Directions for this task
Go through the listing and pick out each line with the word "from" in it.

# START OF Supplied material

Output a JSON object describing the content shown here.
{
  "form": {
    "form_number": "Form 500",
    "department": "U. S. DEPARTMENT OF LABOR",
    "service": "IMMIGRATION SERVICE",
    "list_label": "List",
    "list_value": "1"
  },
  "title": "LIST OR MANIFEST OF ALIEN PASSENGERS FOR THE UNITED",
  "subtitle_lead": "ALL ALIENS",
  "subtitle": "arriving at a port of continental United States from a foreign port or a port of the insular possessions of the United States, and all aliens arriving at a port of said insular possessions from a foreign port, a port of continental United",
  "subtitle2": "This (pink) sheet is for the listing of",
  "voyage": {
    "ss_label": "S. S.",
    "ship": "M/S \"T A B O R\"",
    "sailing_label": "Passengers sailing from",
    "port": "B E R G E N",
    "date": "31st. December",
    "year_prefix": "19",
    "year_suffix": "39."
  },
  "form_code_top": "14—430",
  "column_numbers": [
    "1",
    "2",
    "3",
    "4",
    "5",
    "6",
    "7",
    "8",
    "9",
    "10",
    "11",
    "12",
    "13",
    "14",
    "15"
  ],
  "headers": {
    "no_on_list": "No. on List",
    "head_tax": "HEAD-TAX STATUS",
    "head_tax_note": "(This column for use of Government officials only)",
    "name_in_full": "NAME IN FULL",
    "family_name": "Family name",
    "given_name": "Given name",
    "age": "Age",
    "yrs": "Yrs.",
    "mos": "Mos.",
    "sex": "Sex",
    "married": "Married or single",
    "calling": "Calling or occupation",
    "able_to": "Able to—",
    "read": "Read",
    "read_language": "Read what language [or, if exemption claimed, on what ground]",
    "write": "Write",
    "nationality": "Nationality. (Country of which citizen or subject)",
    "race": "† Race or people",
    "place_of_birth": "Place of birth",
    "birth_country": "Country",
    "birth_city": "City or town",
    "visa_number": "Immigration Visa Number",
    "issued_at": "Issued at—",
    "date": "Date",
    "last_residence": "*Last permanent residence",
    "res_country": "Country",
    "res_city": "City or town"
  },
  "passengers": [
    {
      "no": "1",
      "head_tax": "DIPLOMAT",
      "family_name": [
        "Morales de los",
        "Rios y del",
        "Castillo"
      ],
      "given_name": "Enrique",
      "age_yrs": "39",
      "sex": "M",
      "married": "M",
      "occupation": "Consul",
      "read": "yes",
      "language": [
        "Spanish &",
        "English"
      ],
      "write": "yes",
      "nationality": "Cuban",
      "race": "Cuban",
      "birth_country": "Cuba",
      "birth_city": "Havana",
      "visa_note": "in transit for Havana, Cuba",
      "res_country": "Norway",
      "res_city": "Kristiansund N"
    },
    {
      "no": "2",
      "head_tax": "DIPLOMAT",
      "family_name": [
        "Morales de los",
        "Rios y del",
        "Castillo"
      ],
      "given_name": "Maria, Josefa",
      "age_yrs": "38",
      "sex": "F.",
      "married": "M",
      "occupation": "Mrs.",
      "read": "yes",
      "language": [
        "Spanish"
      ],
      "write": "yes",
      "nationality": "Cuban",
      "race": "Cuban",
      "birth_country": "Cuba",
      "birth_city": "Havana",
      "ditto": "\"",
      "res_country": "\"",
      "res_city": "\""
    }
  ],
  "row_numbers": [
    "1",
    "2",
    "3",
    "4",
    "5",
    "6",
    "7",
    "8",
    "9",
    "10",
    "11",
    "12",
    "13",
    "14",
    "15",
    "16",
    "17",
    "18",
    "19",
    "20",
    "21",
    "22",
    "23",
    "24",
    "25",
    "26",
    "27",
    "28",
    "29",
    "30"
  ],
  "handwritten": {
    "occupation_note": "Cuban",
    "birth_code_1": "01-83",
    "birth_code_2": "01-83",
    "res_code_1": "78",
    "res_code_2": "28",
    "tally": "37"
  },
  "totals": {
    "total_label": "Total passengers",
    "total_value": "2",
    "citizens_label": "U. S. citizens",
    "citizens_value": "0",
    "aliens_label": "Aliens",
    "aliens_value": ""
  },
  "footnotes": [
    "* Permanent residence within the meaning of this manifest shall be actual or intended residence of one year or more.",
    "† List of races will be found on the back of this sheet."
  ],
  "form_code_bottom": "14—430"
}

# END OF Supplied material

Worked solution
  "subtitle": "arriving at a port of continental United States from a foreign port or a port of the insular possessions of the United States, and all aliens arriving at a port of said insular possessions from a foreign port, a port of continental United",
    "sailing_label": "Passengers sailing from",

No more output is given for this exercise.